PROVIDED PASSAGE ::
===
Forsberg considers McCandless the prime suspect. He believes McCandless blundered upon the cabins after arriving at the bus during the first week of May, flew into a rage over the intrusion of civilization on his precious wilderness experience, and systematically wrecked the buildings. This theory fails to explain, however, why McCandless didn’t, then, also trash the bus.

Carwile also suspects McCandless. “It’s just intuition,” he explains, “but I get the feeling he was the kind of guy who might want to ‘set the wilderness free.’ Destroying the cabins would be a way of doing that. Or maybe it was his intense dislike of the government: He saw the sign on the Park Service cabin identifying it as such, assumed all three cabins were government property, and decided to strike a blow against Big Brother. That certainly seems within the realm of possibility.”
===
TASK BRIEF ::
Extend the passage about who wrecked the cabins, picking up after its last sentence.

RECORDED INFORMATION ::
===
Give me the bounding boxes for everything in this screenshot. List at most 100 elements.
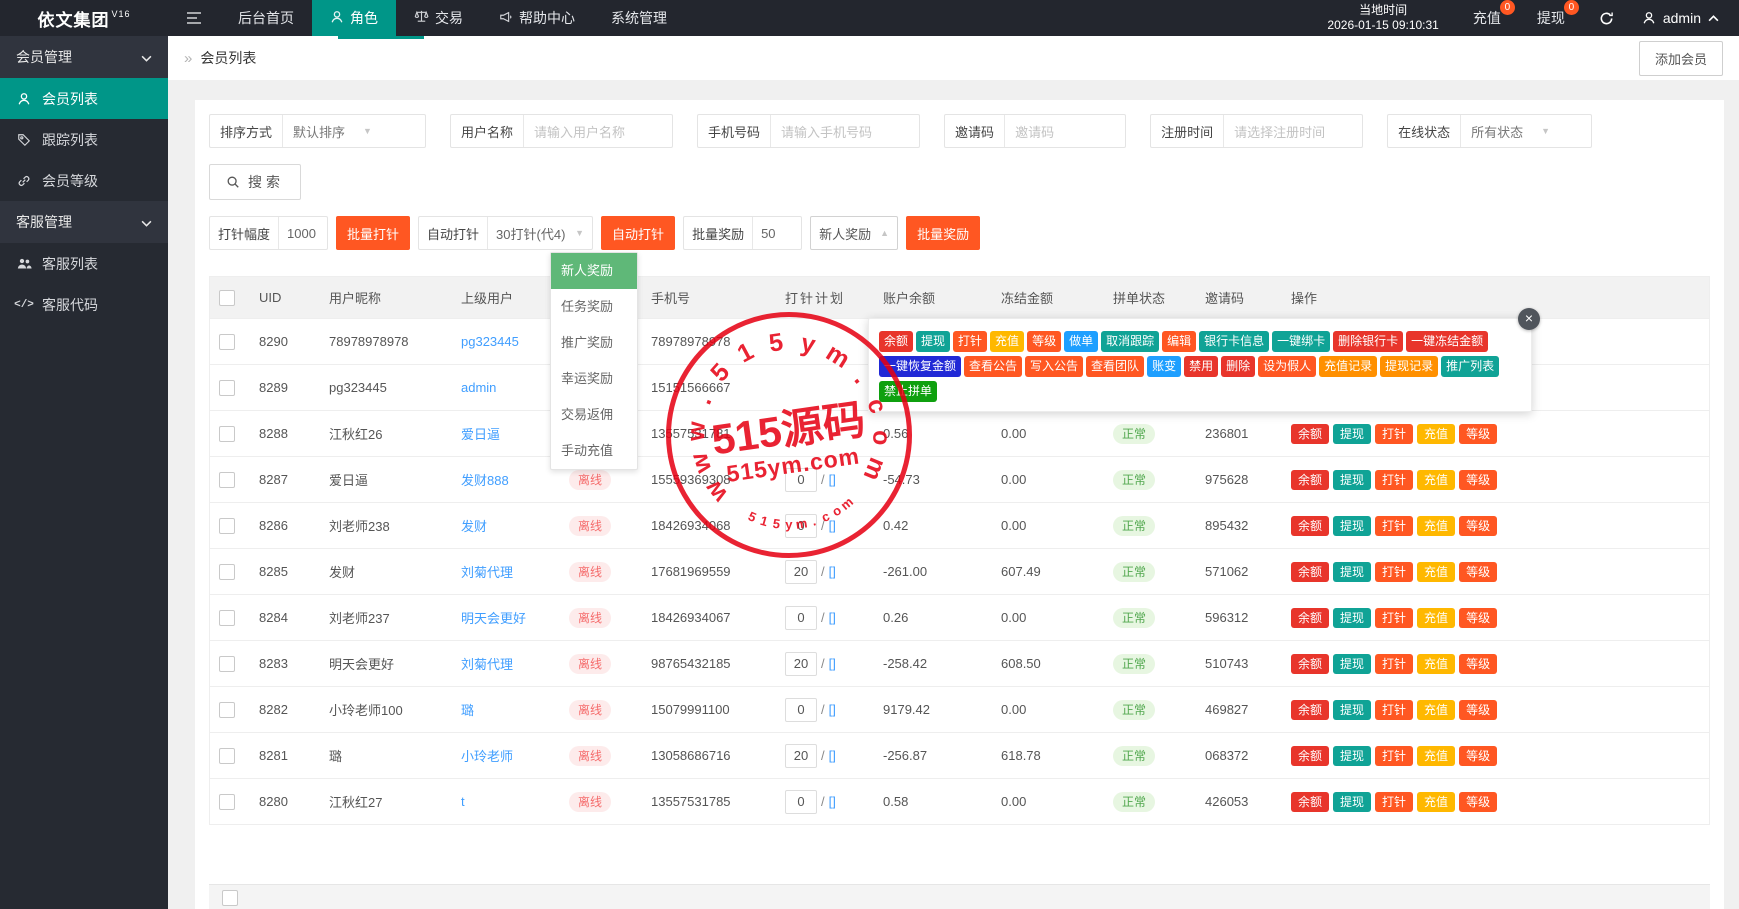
===
THE REPLY ::
The authorities, for their part, don’t think McCandless was the vandal. “We really hit a blank on who might have done it,” says Ken Kehrer, chief ranger for Denali National Park. “But Chris McCandless isn’t considered a suspect by the National Park Service.” In fact, there is nothing in McCandless’s journal or photographs to suggest he went anywhere near the cabins. When McCandless ventured beyond the bus in early May, his pictures show that he headed north, downstream along the Sushana, the opposite direction of the cabins. And even if he had somehow chanced upon them, it’s difficult to imagine him destroying the buildings without boasting of the deed in his diary.

There are no entries in McCandless’s journal for August 6, 7, and 8. On August 9, he notes that he shot at a bear but missed. On August 10, he saw a caribou but didn’t get a shot off, and he killed five squirrels. If a sufficient amount of swainsonine had accumulated in his body, however, this windfall of small game would have provided little nourishment. On August 11, he killed and ate one ptarmigan. On August 12, he dragged himself out of the bus to forage for berries, after posting a plea for assistance in the unlikely event that someone would stop by while he was away. Written in meticulous block letters on a page torn from Gogol’s Taras Bulba, it reads:

S.O.S. I NEED YOUR HELP. I AM INJURED, NEAR DEATH, AND TOO WEAK TO HIKE OUT OF HERE I AM ALL ALONE, THIS IS NO JOKE. IN THE NAME OF GOD, PLEASE REMAIN TO SAVE ME. I AM OUT COLLECTING BERRIES CLOSE BY AND SHALL RETURN THIS EVENING. THANK YOU.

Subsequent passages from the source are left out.